What to do: Extract each line holding the word "Probability" from the entries.

Figure record extracts
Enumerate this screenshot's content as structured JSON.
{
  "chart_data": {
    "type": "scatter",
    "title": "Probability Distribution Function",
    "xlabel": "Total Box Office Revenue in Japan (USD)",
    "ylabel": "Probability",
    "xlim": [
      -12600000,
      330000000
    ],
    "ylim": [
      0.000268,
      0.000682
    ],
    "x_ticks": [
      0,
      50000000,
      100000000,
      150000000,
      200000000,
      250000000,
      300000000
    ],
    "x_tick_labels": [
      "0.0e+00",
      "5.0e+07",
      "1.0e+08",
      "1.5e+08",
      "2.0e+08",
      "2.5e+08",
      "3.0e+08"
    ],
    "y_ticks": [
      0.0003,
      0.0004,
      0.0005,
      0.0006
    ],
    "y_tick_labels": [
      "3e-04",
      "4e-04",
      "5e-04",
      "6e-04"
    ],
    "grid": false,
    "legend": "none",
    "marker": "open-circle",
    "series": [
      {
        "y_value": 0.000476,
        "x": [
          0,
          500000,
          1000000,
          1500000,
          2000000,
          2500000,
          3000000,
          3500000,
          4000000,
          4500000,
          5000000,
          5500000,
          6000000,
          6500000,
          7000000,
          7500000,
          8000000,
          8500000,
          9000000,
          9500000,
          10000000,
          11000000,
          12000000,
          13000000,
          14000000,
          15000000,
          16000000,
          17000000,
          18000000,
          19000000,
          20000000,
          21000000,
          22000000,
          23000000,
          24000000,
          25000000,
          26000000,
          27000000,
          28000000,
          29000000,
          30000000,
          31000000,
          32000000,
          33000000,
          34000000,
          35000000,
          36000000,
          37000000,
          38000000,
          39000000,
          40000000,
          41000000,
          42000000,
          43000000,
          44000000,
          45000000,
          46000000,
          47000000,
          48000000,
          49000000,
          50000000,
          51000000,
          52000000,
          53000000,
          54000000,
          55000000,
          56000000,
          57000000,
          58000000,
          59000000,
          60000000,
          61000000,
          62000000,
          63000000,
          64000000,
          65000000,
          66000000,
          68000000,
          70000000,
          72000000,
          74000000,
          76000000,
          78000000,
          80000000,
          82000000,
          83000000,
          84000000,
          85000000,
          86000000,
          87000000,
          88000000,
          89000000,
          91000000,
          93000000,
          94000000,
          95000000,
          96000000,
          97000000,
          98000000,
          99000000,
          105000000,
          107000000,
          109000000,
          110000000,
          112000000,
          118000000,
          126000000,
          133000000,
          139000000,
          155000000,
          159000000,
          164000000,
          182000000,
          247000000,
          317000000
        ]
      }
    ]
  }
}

The response:
    "title": "Probability Distribution Function",
    "ylabel": "Probability",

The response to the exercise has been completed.